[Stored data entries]
————
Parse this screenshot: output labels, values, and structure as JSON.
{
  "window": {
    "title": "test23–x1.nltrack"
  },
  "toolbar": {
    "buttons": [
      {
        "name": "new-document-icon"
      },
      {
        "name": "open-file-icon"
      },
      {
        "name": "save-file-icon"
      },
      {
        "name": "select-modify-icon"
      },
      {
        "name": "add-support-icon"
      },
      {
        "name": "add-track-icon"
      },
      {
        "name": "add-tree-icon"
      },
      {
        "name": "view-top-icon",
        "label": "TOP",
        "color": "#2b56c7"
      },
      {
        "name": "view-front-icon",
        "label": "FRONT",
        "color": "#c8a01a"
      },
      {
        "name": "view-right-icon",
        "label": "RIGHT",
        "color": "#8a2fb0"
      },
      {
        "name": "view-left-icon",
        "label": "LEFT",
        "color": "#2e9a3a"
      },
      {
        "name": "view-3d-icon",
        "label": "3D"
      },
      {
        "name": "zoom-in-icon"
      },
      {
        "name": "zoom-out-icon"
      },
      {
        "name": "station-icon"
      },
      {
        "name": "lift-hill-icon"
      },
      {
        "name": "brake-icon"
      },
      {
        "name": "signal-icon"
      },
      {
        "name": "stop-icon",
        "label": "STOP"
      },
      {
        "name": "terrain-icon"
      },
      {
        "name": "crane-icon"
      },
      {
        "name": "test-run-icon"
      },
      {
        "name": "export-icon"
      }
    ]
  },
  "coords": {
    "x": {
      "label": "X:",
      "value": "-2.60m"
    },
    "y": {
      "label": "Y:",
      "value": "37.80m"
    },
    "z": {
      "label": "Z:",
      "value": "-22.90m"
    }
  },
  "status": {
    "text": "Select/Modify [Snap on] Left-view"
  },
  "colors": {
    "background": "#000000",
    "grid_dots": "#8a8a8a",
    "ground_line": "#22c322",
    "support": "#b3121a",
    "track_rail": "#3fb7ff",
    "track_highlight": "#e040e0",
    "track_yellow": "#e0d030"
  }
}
————
▶ WORK TO BE COMPLETED
Find each line holding "view". Copy it out.

▶ REPLY TO THE TASK
        "name": "view-top-icon",
        "name": "view-front-icon",
        "name": "view-right-icon",
        "name": "view-left-icon",
        "name": "view-3d-icon",
    "text": "Select/Modify [Snap on] Left-view"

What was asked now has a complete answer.